### Work instructions
Rewrite the lines starting with the line containing "data-series-11 [403,7,428,36]" and going on through the line containing "grid-lines [37,8,428,408]", swapping "grid-lines" for "gridlines" and leaving everything else unchanged.

Annotated element listings
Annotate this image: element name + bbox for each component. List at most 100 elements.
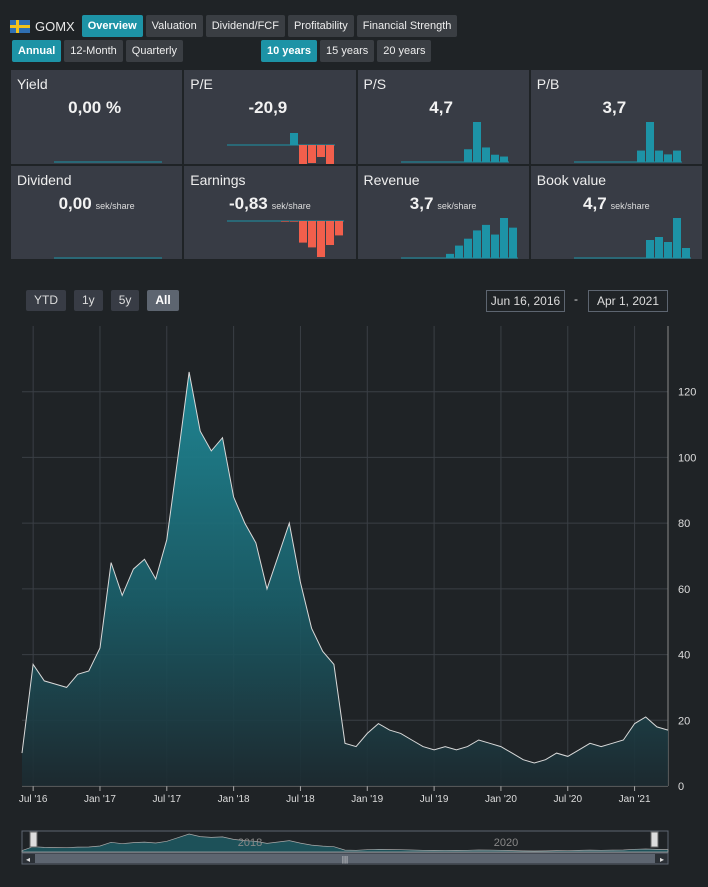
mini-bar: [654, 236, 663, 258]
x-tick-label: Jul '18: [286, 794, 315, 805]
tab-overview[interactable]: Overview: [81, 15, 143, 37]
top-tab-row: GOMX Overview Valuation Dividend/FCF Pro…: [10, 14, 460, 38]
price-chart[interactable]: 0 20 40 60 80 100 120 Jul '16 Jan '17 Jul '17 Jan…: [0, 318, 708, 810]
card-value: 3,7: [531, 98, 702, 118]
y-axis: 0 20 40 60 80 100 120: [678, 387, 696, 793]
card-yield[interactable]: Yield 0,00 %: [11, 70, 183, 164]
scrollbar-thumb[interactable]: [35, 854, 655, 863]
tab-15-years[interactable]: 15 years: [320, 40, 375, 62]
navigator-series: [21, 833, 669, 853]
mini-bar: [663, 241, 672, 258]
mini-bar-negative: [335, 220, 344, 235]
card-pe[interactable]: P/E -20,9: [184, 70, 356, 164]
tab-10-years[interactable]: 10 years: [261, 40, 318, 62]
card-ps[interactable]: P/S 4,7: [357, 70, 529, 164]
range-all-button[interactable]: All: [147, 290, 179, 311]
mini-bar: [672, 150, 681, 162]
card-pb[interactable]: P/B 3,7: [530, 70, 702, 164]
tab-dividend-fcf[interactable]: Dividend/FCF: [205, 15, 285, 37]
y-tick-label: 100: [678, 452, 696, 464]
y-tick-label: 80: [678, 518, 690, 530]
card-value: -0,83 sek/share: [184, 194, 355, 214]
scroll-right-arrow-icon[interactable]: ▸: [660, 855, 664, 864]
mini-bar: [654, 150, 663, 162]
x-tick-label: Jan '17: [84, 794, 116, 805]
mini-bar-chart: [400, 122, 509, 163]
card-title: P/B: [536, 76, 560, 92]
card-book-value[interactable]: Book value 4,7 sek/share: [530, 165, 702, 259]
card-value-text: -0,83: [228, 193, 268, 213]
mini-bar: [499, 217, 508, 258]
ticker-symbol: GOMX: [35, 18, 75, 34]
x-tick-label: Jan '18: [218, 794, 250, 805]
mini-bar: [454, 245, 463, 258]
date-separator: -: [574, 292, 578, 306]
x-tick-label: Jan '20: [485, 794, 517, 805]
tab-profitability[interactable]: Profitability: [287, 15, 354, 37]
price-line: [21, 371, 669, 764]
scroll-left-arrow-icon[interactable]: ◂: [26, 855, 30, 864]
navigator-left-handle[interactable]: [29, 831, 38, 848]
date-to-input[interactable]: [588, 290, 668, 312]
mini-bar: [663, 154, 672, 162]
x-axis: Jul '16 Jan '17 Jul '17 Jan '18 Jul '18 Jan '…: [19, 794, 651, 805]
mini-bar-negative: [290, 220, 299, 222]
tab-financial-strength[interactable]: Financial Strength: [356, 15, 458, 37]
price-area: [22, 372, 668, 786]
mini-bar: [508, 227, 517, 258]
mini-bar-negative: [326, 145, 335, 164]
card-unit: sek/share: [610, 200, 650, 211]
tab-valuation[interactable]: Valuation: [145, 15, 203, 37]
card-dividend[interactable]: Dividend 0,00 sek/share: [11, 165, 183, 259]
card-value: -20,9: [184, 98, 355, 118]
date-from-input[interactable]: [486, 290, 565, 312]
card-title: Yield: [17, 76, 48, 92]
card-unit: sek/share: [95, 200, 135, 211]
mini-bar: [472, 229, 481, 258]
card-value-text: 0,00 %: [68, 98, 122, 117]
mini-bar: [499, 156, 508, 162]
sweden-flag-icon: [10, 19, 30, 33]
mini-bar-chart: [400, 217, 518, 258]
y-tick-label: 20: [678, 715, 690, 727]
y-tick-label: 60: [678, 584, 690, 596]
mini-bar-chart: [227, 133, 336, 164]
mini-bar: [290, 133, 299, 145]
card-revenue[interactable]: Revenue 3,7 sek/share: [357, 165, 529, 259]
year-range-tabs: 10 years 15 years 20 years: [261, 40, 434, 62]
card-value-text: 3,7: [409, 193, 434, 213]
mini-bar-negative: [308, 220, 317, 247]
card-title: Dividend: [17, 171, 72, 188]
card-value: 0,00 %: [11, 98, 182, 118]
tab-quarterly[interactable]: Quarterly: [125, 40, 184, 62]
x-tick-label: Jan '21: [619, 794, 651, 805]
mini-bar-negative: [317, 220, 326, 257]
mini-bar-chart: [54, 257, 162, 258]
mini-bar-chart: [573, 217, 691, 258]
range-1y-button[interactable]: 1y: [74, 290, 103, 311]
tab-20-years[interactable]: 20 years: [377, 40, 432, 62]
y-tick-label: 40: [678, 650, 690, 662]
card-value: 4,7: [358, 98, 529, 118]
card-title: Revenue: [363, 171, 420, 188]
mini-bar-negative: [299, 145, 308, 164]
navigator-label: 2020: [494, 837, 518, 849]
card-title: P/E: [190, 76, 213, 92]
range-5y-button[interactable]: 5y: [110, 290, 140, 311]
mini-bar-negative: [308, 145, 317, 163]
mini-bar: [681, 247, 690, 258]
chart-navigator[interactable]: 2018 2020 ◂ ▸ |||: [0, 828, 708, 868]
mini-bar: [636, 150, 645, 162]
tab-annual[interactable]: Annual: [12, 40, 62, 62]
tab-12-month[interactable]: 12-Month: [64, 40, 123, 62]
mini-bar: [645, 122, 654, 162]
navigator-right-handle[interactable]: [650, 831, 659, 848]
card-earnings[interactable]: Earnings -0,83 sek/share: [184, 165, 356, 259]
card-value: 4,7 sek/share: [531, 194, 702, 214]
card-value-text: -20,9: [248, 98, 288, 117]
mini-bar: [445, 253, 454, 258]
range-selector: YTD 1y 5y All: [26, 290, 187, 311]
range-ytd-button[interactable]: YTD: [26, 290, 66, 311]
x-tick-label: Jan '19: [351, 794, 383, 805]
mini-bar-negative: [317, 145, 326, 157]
---
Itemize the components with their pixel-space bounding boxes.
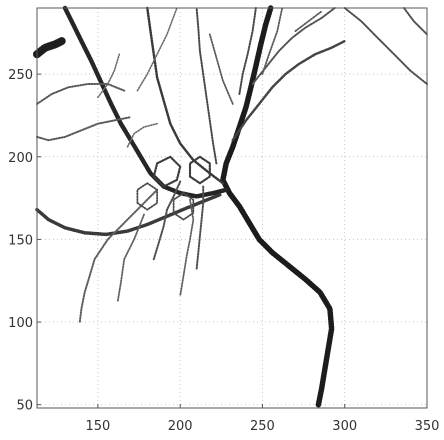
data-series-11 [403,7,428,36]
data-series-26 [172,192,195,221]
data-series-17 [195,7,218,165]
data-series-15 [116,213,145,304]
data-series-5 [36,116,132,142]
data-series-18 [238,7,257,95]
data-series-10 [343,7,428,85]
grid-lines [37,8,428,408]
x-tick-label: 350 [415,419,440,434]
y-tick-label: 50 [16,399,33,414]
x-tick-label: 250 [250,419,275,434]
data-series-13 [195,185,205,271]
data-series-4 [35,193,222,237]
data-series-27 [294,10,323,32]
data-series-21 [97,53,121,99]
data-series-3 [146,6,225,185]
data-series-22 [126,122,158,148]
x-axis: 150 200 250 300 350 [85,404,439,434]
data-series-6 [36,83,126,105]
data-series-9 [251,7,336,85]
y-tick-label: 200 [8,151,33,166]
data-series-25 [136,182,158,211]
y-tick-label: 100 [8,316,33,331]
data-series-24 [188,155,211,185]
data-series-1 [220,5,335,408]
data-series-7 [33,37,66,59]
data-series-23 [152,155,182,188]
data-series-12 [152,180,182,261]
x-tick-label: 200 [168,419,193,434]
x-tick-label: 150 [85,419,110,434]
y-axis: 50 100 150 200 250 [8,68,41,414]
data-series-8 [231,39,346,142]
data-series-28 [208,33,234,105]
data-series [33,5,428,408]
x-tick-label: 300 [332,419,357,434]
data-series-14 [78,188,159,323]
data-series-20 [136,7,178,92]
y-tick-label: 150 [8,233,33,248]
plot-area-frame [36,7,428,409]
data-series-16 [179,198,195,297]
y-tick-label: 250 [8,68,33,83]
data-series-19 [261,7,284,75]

### The response
data-series-11 [403,7,428,36]
data-series-26 [172,192,195,221]
data-series-17 [195,7,218,165]
data-series-15 [116,213,145,304]
data-series-5 [36,116,132,142]
data-series-18 [238,7,257,95]
data-series-10 [343,7,428,85]
gridlines [37,8,428,408]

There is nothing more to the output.